**Work to do**
What is the number of lines in the data holding the word "description"? Give that number by itself.
- - -
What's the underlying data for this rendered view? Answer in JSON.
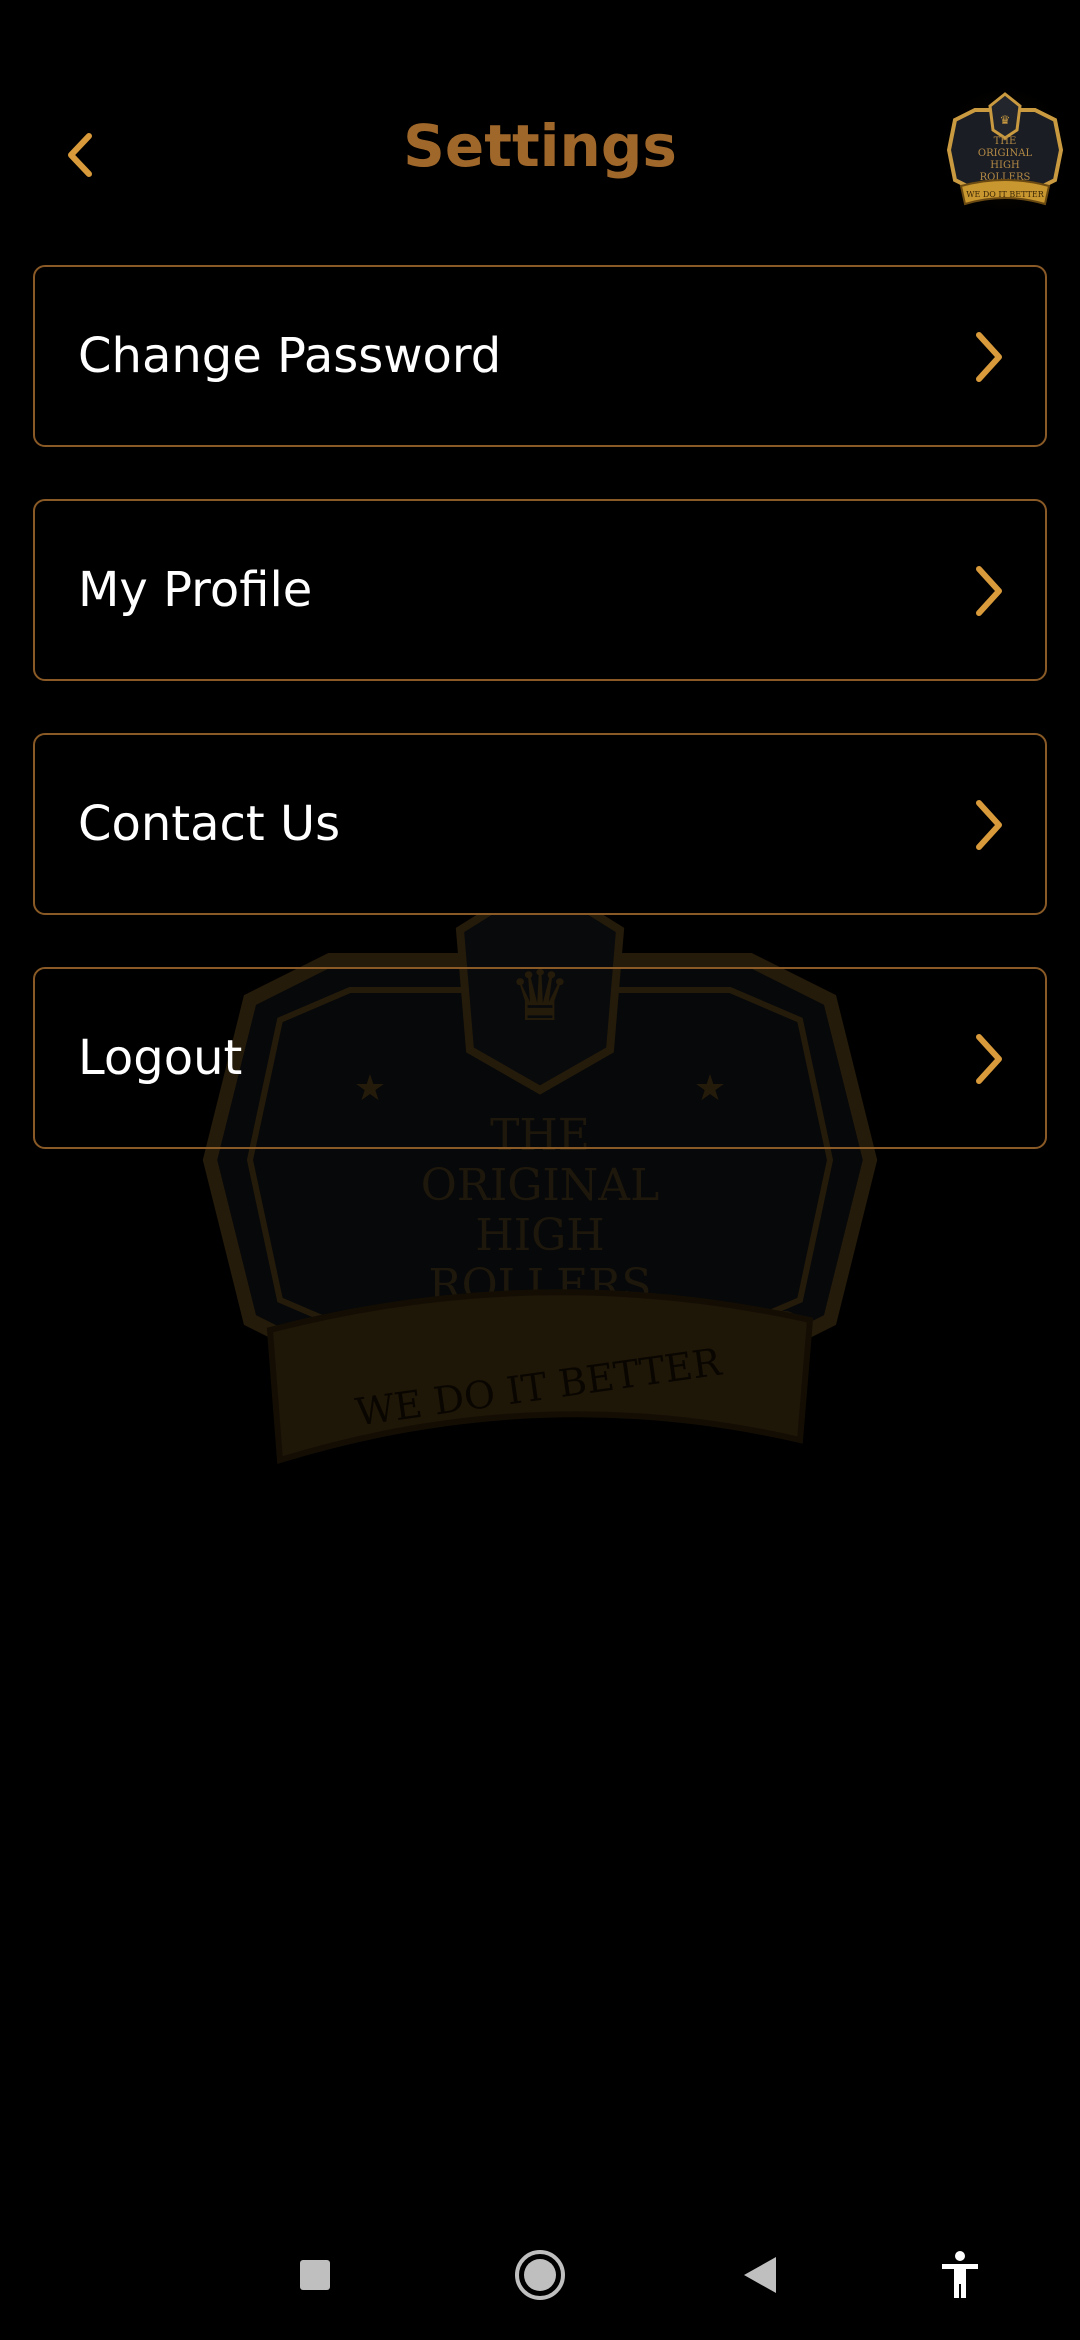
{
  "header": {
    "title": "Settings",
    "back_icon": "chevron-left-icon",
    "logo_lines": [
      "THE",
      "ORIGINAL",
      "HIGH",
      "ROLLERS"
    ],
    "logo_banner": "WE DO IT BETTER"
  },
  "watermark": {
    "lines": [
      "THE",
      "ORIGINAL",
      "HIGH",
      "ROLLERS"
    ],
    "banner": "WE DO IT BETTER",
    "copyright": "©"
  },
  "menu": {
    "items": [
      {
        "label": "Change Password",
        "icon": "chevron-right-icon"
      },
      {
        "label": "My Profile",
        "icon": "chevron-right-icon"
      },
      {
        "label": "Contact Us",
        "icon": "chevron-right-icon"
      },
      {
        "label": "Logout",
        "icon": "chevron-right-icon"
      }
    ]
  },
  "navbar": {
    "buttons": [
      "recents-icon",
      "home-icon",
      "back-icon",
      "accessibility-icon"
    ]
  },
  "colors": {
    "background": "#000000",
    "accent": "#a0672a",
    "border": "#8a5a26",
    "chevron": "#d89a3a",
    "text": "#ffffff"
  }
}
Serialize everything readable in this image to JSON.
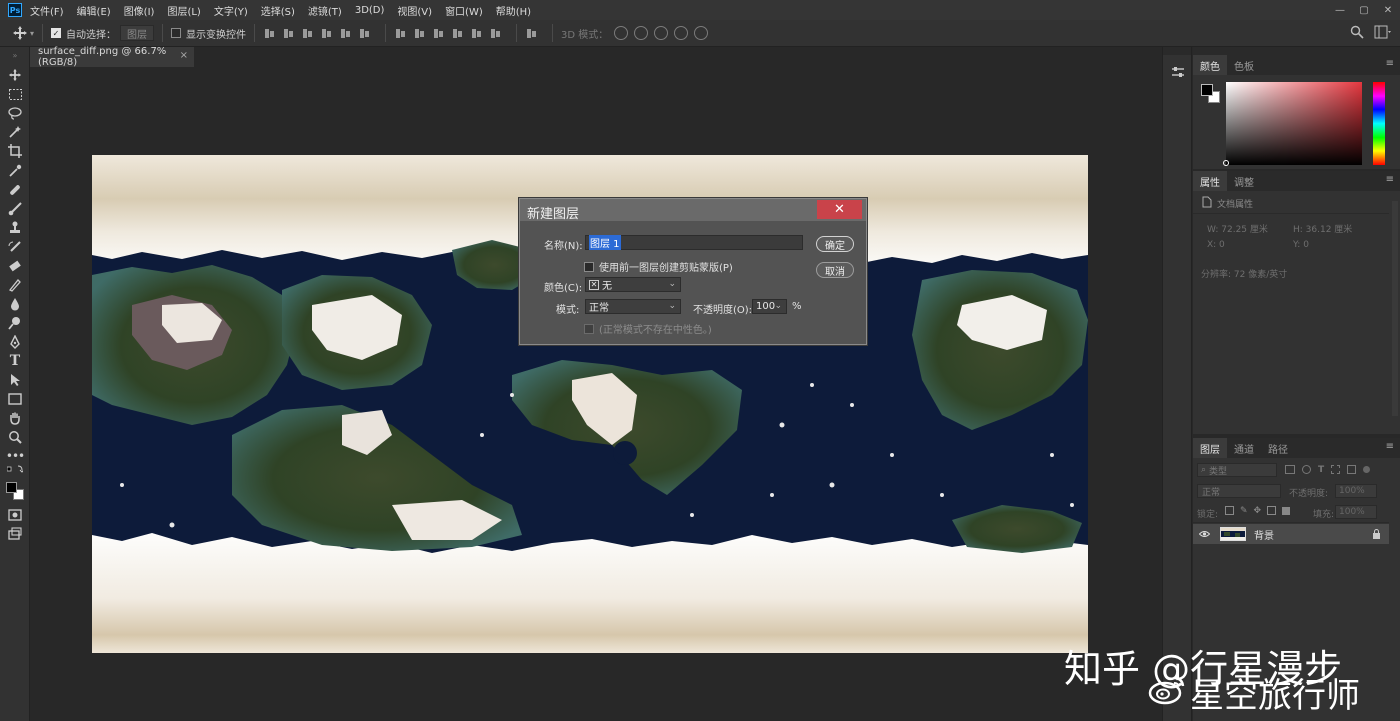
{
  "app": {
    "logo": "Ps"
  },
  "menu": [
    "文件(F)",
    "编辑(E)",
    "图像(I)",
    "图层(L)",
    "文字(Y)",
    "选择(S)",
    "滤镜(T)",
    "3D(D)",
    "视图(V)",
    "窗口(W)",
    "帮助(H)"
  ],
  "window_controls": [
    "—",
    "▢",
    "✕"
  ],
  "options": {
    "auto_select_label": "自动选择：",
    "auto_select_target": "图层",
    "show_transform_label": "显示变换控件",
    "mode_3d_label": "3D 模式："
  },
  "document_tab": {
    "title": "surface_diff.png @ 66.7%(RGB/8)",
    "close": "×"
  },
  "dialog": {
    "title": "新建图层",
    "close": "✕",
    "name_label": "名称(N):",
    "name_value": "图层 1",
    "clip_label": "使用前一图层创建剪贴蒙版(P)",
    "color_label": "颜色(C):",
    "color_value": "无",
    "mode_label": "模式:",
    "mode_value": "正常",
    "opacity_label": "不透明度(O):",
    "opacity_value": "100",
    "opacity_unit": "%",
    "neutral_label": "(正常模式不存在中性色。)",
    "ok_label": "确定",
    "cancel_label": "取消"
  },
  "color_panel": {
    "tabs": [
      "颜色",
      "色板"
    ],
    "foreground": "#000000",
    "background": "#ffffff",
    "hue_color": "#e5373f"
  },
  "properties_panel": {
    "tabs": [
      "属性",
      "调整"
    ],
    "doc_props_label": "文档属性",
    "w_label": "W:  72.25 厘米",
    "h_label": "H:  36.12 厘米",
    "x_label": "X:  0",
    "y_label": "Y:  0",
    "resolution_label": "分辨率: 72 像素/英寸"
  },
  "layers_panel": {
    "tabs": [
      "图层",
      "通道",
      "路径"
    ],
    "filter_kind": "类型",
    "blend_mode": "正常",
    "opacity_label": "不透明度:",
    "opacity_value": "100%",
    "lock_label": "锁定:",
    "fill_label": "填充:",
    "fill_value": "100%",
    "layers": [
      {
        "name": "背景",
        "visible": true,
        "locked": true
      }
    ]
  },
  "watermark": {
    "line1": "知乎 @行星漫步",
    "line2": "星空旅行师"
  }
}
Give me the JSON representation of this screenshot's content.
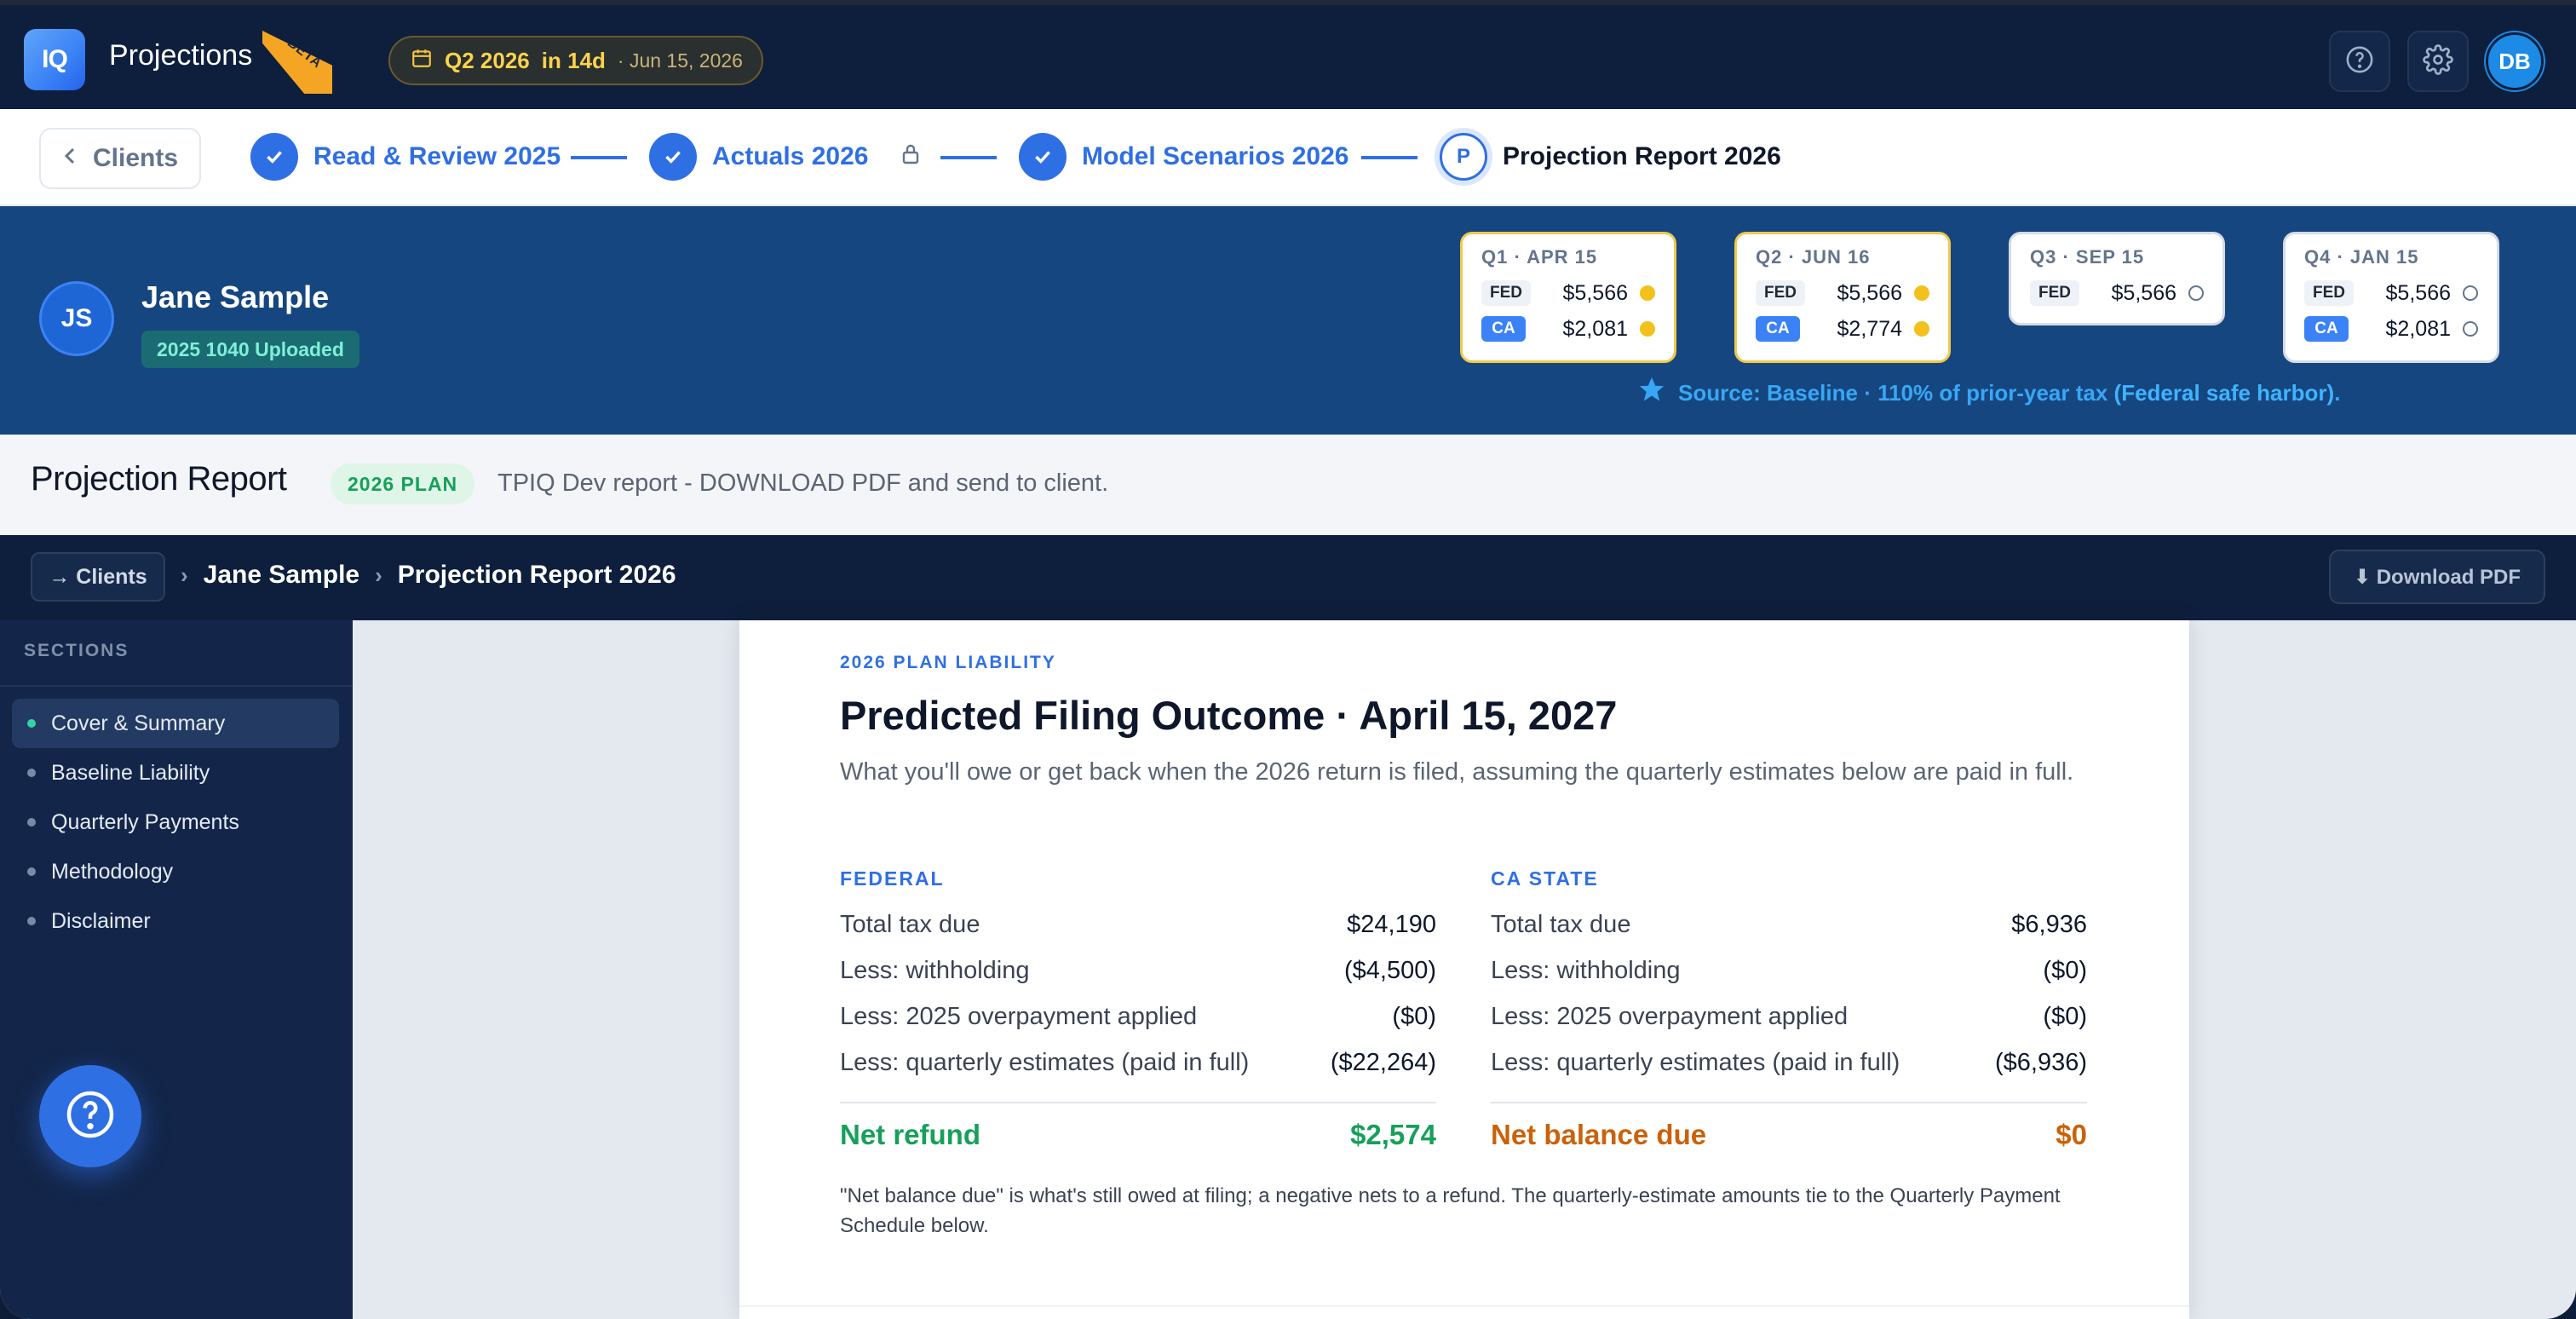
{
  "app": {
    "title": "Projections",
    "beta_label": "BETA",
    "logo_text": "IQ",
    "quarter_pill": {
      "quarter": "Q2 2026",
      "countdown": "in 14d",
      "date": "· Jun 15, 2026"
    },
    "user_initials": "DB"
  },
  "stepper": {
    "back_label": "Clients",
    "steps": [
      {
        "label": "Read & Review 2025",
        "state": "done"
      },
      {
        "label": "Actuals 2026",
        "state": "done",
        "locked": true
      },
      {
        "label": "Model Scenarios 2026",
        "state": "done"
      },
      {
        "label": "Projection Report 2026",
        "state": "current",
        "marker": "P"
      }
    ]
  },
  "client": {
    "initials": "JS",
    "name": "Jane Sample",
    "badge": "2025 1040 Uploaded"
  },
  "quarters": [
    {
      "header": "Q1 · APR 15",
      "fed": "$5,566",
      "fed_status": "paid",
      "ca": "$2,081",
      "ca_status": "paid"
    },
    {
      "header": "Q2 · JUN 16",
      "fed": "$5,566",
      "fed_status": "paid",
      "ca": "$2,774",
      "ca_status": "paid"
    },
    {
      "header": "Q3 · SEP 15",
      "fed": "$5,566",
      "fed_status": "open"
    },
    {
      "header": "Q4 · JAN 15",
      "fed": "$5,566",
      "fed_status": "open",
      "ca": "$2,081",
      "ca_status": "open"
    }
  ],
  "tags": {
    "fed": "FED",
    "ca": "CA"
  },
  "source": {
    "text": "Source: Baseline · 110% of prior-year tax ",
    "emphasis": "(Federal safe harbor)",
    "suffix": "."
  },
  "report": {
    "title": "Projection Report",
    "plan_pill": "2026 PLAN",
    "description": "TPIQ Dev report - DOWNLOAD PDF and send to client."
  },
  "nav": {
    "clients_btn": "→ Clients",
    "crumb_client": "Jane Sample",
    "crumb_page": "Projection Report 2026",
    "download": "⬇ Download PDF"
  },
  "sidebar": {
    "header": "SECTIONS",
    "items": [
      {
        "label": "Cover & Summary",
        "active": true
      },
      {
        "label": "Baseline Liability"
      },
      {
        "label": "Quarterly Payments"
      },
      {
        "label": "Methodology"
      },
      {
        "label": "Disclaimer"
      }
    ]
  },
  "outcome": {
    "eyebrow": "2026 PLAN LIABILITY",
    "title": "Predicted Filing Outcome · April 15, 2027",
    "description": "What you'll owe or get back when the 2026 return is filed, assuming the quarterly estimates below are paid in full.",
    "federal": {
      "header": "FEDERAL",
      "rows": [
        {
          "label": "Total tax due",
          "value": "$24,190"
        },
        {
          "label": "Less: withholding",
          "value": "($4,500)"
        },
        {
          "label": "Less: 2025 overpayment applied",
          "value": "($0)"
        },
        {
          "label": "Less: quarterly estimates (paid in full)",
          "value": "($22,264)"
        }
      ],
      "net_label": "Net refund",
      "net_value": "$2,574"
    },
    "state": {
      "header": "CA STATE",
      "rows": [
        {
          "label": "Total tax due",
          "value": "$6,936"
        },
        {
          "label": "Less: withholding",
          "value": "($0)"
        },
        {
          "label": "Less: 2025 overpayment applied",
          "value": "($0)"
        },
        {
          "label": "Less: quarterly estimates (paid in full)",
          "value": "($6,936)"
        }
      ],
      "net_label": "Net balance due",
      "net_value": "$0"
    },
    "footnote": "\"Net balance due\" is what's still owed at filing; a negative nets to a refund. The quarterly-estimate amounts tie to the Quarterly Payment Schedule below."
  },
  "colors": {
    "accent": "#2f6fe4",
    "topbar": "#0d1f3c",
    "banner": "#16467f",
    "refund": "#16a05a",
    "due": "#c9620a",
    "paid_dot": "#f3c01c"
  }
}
- - -
**Exercise result**
2